* [Information supplied]:
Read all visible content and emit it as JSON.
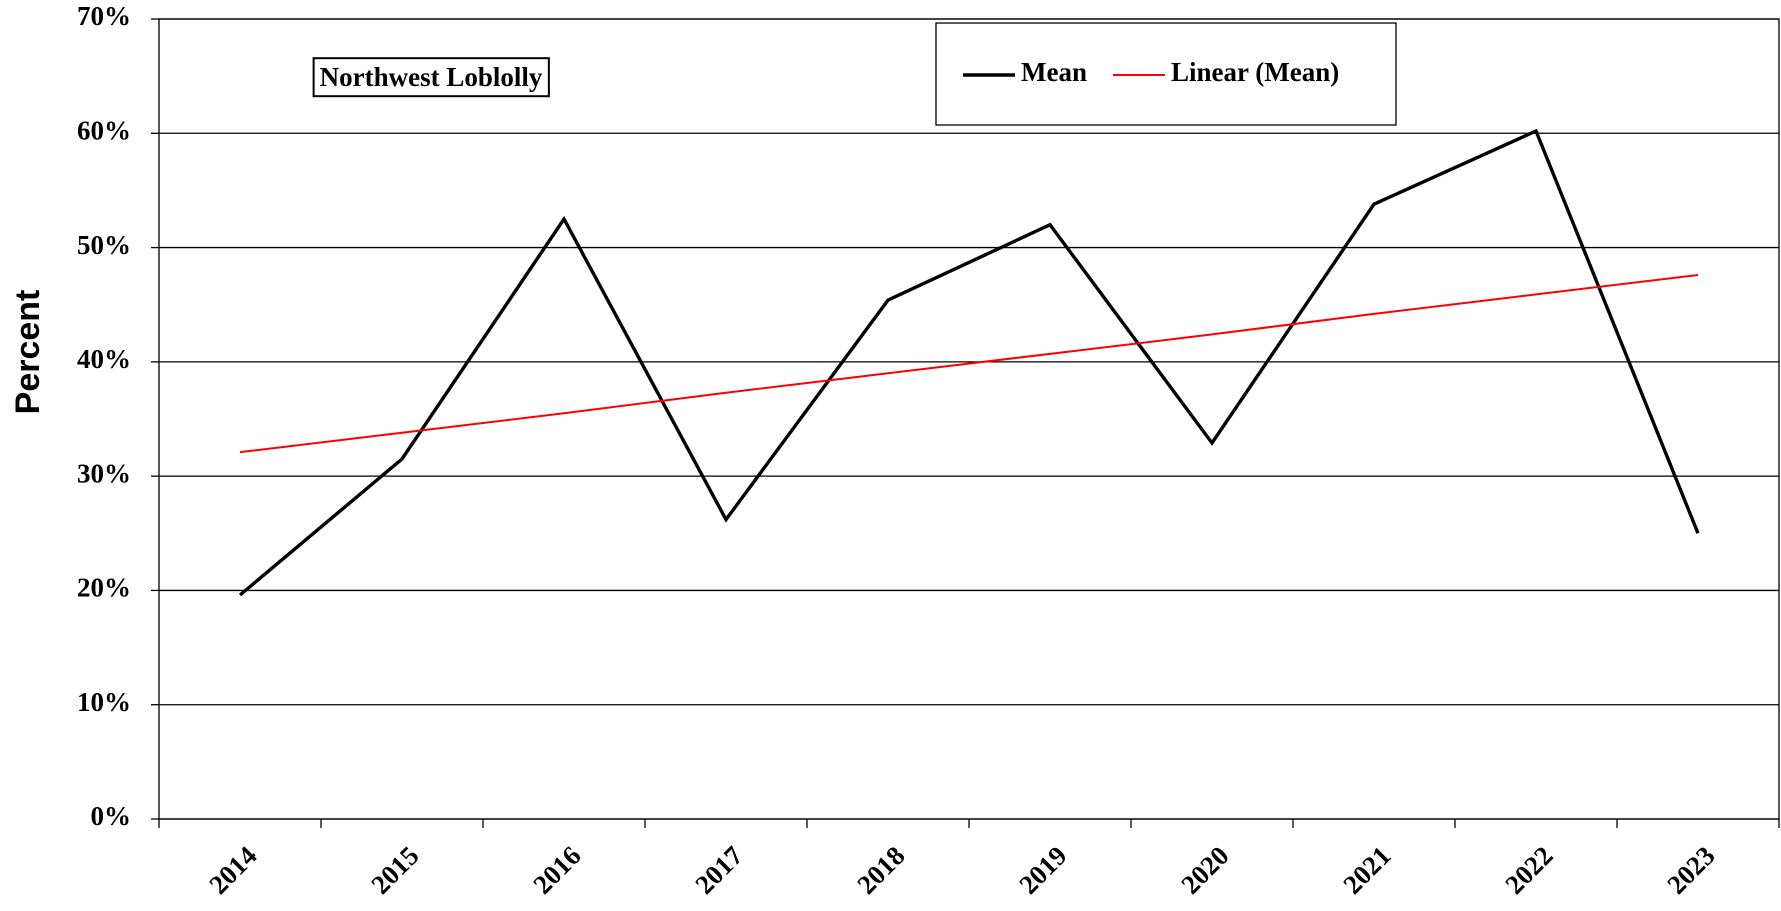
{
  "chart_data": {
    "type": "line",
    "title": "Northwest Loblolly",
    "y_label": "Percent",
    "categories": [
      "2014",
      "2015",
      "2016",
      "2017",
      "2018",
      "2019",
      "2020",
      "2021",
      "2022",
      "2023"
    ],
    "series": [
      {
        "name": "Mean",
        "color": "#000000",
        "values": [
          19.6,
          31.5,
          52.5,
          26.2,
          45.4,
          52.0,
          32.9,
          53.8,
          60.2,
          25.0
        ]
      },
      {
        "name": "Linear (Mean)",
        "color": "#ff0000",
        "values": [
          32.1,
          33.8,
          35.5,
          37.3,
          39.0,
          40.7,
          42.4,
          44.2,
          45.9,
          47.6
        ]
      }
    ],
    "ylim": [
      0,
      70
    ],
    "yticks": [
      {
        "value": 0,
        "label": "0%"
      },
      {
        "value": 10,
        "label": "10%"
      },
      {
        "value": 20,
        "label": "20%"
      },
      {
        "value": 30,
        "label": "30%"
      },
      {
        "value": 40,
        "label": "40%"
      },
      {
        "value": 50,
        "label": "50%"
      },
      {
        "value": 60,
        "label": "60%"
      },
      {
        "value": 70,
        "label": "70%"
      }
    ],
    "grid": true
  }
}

* [Set task]:
Go through the listing above and write it all out exactly, leaving out any picture.

* [Answer for this exercise]:
Read all visible content and emit it as JSON.
{
  "chart_data": {
    "type": "line",
    "title": "Northwest Loblolly",
    "y_label": "Percent",
    "categories": [
      "2014",
      "2015",
      "2016",
      "2017",
      "2018",
      "2019",
      "2020",
      "2021",
      "2022",
      "2023"
    ],
    "series": [
      {
        "name": "Mean",
        "color": "#000000",
        "values": [
          19.6,
          31.5,
          52.5,
          26.2,
          45.4,
          52.0,
          32.9,
          53.8,
          60.2,
          25.0
        ]
      },
      {
        "name": "Linear (Mean)",
        "color": "#ff0000",
        "values": [
          32.1,
          33.8,
          35.5,
          37.3,
          39.0,
          40.7,
          42.4,
          44.2,
          45.9,
          47.6
        ]
      }
    ],
    "ylim": [
      0,
      70
    ],
    "yticks": [
      {
        "value": 0,
        "label": "0%"
      },
      {
        "value": 10,
        "label": "10%"
      },
      {
        "value": 20,
        "label": "20%"
      },
      {
        "value": 30,
        "label": "30%"
      },
      {
        "value": 40,
        "label": "40%"
      },
      {
        "value": 50,
        "label": "50%"
      },
      {
        "value": 60,
        "label": "60%"
      },
      {
        "value": 70,
        "label": "70%"
      }
    ],
    "grid": true
  }
}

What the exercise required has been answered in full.